• _What to work on_: Type out every line below exactly as it reads.

• _Entries_:

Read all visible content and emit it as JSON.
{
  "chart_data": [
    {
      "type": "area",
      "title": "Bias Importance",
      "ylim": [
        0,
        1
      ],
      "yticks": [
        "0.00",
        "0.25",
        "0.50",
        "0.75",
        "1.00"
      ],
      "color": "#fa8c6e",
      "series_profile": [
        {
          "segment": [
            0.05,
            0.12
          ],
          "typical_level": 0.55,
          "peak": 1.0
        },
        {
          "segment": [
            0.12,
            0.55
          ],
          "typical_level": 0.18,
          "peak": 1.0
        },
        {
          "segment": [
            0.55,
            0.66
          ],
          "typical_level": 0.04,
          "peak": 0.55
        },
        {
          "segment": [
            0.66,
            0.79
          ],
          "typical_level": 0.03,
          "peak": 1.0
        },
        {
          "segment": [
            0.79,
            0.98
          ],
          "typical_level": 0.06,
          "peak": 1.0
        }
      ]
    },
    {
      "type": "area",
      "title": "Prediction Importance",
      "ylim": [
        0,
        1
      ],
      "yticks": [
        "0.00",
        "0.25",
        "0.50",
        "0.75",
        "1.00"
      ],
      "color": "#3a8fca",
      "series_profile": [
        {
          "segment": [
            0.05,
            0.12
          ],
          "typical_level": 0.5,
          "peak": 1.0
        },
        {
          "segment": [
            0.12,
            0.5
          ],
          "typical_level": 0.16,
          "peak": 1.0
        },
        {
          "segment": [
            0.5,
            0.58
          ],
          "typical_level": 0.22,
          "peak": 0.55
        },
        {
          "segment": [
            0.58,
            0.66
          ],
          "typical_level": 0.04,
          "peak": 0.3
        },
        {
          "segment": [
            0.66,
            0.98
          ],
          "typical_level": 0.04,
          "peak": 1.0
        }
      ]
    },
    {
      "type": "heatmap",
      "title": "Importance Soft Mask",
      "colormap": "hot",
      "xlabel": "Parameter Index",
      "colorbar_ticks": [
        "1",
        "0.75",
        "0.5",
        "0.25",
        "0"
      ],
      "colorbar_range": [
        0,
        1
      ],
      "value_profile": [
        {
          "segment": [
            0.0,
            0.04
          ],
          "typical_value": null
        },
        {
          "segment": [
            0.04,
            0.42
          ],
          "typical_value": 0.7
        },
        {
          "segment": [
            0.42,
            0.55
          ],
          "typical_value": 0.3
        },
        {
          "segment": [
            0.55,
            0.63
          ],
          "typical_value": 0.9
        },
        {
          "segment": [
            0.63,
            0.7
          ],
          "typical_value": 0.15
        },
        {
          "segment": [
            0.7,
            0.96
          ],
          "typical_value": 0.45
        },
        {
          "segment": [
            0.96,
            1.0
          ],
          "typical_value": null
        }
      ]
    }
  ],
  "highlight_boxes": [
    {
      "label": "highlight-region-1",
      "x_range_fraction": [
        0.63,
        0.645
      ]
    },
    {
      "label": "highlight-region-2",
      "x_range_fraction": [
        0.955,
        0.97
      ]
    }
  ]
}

• _Exercise output_:
Read all visible content and emit it as JSON.
{
  "chart_data": [
    {
      "type": "area",
      "title": "Bias Importance",
      "ylim": [
        0,
        1
      ],
      "yticks": [
        "0.00",
        "0.25",
        "0.50",
        "0.75",
        "1.00"
      ],
      "color": "#fa8c6e",
      "series_profile": [
        {
          "segment": [
            0.05,
            0.12
          ],
          "typical_level": 0.55,
          "peak": 1.0
        },
        {
          "segment": [
            0.12,
            0.55
          ],
          "typical_level": 0.18,
          "peak": 1.0
        },
        {
          "segment": [
            0.55,
            0.66
          ],
          "typical_level": 0.04,
          "peak": 0.55
        },
        {
          "segment": [
            0.66,
            0.79
          ],
          "typical_level": 0.03,
          "peak": 1.0
        },
        {
          "segment": [
            0.79,
            0.98
          ],
          "typical_level": 0.06,
          "peak": 1.0
        }
      ]
    },
    {
      "type": "area",
      "title": "Prediction Importance",
      "ylim": [
        0,
        1
      ],
      "yticks": [
        "0.00",
        "0.25",
        "0.50",
        "0.75",
        "1.00"
      ],
      "color": "#3a8fca",
      "series_profile": [
        {
          "segment": [
            0.05,
            0.12
          ],
          "typical_level": 0.5,
          "peak": 1.0
        },
        {
          "segment": [
            0.12,
            0.5
          ],
          "typical_level": 0.16,
          "peak": 1.0
        },
        {
          "segment": [
            0.5,
            0.58
          ],
          "typical_level": 0.22,
          "peak": 0.55
        },
        {
          "segment": [
            0.58,
            0.66
          ],
          "typical_level": 0.04,
          "peak": 0.3
        },
        {
          "segment": [
            0.66,
            0.98
          ],
          "typical_level": 0.04,
          "peak": 1.0
        }
      ]
    },
    {
      "type": "heatmap",
      "title": "Importance Soft Mask",
      "colormap": "hot",
      "xlabel": "Parameter Index",
      "colorbar_ticks": [
        "1",
        "0.75",
        "0.5",
        "0.25",
        "0"
      ],
      "colorbar_range": [
        0,
        1
      ],
      "value_profile": [
        {
          "segment": [
            0.0,
            0.04
          ],
          "typical_value": null
        },
        {
          "segment": [
            0.04,
            0.42
          ],
          "typical_value": 0.7
        },
        {
          "segment": [
            0.42,
            0.55
          ],
          "typical_value": 0.3
        },
        {
          "segment": [
            0.55,
            0.63
          ],
          "typical_value": 0.9
        },
        {
          "segment": [
            0.63,
            0.7
          ],
          "typical_value": 0.15
        },
        {
          "segment": [
            0.7,
            0.96
          ],
          "typical_value": 0.45
        },
        {
          "segment": [
            0.96,
            1.0
          ],
          "typical_value": null
        }
      ]
    }
  ],
  "highlight_boxes": [
    {
      "label": "highlight-region-1",
      "x_range_fraction": [
        0.63,
        0.645
      ]
    },
    {
      "label": "highlight-region-2",
      "x_range_fraction": [
        0.955,
        0.97
      ]
    }
  ]
}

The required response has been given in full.